Consigne A
Extrayez toutes les lignes des enregistrements qui contiennent la chaîne « stack », en tenant compte de la casse.

Texte cité
En France, le choix de ne pas vouloir d’enfant est un choix que peu de personnes font (5%) et qui va à contre-courant de l’image qui associe d’une part les enfants au bonheur et d’autre part la famille à un certain épanouissement de soi, à une certaine réussite tant personnelle que sociale. L’objectif de l’ouvrage est double: d’une part montrer que le refus d’entrer en parentalité est un objet sociologique, qui peut être analysé sous l’angle d’un choix de vie positif tout en étant marginal et marginalisé et d’autre part affirmer que le souhait de ne pas vouloir d’enfant doit être lu en interaction étroite avec les normes conjugales et professionnelles qui se reconfigurent depuis les avancées sociales, féministes et juridiques des années 1970. Faire le choix d’une vie sans enfant peut être lu comme un phénomène social dans le sens où cela révèle les normes sociales et de genre et procède d’une tension entre les valeurs libérales et les valeurs familiales de la société actuelle. A partir de données statistiques récentes et de récits de vie denses et régulièrement convoqués au fil du texte, l’ouvrage s’intéresse aux motivations des personnes volontairement sans-enfant qui ont accepté de témoigner. A la croisée de la sociologie de la famille, du genre et de la déviance, l’ouvrage permet de suivre le cheminement de la construction du non-désir d’enfant dans une société qui pose le désir d’enfant comme une évidence, constituant dès lors les personnes ne souhaitant pas devenir parent comme des outsiders de la parentalité.
Charlotte DEBEST
Le Choix d’une vie sans enfant
PUR – 2014 – 215 pages
Charlotte DEBEST a mené son enquête sur un panel de 51 personnes de plus de 30 ans ne souhaitant pas d’enfant. Elle les appelle les SEnVol, les sans enfants volontairement.
CD pose d’abord le cadre législatif suivant : avec la loi Neuwirth en 1967 légalisant la contraception, la loi Veil de 1975 légalisant l’avortement et la loi de 2001 autorisant la stérilisation à visée contraceptive, les lois natalistes et familialistes se sont succédées. Pour l’auteure, l’autorisation de la contraception et de l’IVG construit une « norme procréative » où l’enfant peut naître dans les meilleures conditions. Les exigences adressées aux parents se sont accrues en matière d’éducation, mettant les couples face à de nouvelles questions existentielles et sociales sur la place du couple et de l’enfant. Par ses évolutions législatives, l’Etat a donné la possibilité d’espacer les grossesses et a facilité l’entrée des femmes dans le monde du travail, tout en faisant l’économie d’une réflexion sur la répartition sexuée du travail. A la fin du XXe siècle, les femmes ont obtenu les mêmes droits que les hommes sans qu’on les soulage des charges parentales et domestiques qui leur incombent toujours. La société a inventé le désir d’enfant par ces évolutions législatives, un désir irrationnel dans une société qui se veut toujours plus rationnelle dans ses actions. Comment peut alors perdurer l’action guidée par la tradition de faire des enfants dans nos sociétés modernes ?

Enregistrements de données:
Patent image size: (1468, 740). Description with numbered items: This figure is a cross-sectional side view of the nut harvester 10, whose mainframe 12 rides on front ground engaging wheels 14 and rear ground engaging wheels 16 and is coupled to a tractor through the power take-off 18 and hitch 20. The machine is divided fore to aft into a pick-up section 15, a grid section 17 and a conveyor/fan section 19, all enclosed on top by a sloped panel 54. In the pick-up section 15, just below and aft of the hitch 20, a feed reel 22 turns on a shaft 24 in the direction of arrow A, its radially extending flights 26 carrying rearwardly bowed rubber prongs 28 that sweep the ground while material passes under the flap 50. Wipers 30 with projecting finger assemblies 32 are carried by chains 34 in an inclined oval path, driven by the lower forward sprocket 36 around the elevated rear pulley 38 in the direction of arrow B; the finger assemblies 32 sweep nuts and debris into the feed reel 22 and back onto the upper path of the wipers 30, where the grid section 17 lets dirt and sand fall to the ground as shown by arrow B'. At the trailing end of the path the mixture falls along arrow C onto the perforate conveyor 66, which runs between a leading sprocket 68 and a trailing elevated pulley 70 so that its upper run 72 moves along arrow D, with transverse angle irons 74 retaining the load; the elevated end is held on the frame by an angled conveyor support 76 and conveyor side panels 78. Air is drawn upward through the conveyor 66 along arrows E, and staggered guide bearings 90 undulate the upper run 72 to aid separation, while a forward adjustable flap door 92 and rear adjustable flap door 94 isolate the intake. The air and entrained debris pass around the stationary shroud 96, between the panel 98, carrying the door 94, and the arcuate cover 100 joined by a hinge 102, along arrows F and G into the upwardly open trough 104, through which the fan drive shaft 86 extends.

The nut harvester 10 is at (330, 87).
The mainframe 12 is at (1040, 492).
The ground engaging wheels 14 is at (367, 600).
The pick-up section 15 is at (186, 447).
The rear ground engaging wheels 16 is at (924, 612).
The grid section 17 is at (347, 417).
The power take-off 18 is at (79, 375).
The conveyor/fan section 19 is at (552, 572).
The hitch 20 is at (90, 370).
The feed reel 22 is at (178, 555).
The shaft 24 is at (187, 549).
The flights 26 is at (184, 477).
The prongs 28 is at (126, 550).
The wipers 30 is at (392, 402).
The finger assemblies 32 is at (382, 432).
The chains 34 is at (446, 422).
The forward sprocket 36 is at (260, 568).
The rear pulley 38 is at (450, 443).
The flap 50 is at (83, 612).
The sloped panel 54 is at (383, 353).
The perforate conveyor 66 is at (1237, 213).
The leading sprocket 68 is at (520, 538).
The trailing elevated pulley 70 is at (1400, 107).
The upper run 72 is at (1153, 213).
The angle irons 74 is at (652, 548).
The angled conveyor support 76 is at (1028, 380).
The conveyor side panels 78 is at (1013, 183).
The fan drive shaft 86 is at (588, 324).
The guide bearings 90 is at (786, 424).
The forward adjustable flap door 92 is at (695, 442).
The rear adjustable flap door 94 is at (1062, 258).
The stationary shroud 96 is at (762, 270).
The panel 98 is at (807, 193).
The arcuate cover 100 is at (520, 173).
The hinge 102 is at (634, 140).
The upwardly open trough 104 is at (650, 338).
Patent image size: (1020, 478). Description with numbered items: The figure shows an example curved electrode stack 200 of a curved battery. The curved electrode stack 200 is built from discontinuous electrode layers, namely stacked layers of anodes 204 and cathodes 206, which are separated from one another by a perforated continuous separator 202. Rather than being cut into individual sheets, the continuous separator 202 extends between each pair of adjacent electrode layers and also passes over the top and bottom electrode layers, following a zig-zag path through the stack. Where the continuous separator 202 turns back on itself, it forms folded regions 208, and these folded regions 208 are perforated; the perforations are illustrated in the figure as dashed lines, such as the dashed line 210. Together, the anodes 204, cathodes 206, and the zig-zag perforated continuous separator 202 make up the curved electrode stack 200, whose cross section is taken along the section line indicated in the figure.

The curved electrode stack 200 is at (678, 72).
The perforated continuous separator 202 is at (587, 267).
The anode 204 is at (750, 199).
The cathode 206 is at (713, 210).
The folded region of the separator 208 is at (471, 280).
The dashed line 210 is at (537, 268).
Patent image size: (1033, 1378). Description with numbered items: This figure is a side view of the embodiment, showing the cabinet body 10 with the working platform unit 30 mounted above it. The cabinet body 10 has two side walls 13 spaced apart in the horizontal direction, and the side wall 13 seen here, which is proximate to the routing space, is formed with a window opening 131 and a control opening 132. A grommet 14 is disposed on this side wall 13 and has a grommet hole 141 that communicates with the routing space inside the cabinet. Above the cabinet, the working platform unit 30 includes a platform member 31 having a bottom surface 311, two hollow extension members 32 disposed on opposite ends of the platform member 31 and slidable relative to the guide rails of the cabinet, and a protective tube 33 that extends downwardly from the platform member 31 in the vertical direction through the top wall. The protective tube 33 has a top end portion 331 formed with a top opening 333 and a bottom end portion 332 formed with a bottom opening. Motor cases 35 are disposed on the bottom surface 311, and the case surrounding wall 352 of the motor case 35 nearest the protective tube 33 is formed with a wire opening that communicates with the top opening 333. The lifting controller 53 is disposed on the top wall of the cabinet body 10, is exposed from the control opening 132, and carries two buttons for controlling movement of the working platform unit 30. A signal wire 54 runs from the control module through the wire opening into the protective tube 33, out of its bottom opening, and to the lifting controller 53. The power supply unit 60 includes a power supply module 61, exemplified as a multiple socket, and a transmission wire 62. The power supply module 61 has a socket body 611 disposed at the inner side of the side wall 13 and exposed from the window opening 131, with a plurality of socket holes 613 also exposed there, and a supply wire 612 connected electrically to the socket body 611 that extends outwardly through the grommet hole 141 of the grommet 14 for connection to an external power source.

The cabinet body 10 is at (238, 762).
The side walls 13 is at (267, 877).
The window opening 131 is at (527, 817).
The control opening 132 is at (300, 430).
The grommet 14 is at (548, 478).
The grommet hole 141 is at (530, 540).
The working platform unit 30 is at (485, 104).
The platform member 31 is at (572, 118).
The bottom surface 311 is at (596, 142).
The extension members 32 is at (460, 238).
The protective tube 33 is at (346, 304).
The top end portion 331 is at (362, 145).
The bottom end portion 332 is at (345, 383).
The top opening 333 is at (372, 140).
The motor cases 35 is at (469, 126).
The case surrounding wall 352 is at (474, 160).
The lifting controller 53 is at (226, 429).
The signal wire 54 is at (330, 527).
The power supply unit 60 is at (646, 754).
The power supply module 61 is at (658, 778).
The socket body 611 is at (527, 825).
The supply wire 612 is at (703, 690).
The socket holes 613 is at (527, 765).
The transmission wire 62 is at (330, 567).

Consigne B
Pour chaque affirmation, dites si elle concorde avec le texte cité en répondant oui ou non et en citant exactement les mots décisifs du texte : (i) l’enquête porte sur 51 personnes de plus de 30 ans ; (ii) la loi Veil légalisant l’avortement date de 1967 ; (iii) une loi de 2001 autorise la stérilisation à visée contraceptive.

Réponse attendue A
Patent image size: (1020, 478). Description with numbered items: The figure shows an example curved electrode stack 200 of a curved battery. The curved electrode stack 200 is built from discontinuous electrode layers, namely stacked layers of anodes 204 and cathodes 206, which are separated from one another by a perforated continuous separator 202. Rather than being cut into individual sheets, the continuous separator 202 extends between each pair of adjacent electrode layers and also passes over the top and bottom electrode layers, following a zig-zag path through the stack. Where the continuous separator 202 turns back on itself, it forms folded regions 208, and these folded regions 208 are perforated; the perforations are illustrated in the figure as dashed lines, such as the dashed line 210. Together, the anodes 204, cathodes 206, and the zig-zag perforated continuous separator 202 make up the curved electrode stack 200, whose cross section is taken along the section line indicated in the figure.
The curved electrode stack 200 is at (678, 72).

Réponse attendue B
(i) Oui : « Charlotte DEBEST a mené son enquête sur un panel de 51 personnes de plus de 30 ans ne souhaitant pas d’enfant. »
(ii) Non : « la loi Veil de 1975 légalisant l’avortement »
(iii) Oui : « la loi de 2001 autorisant la stérilisation à visée contraceptive »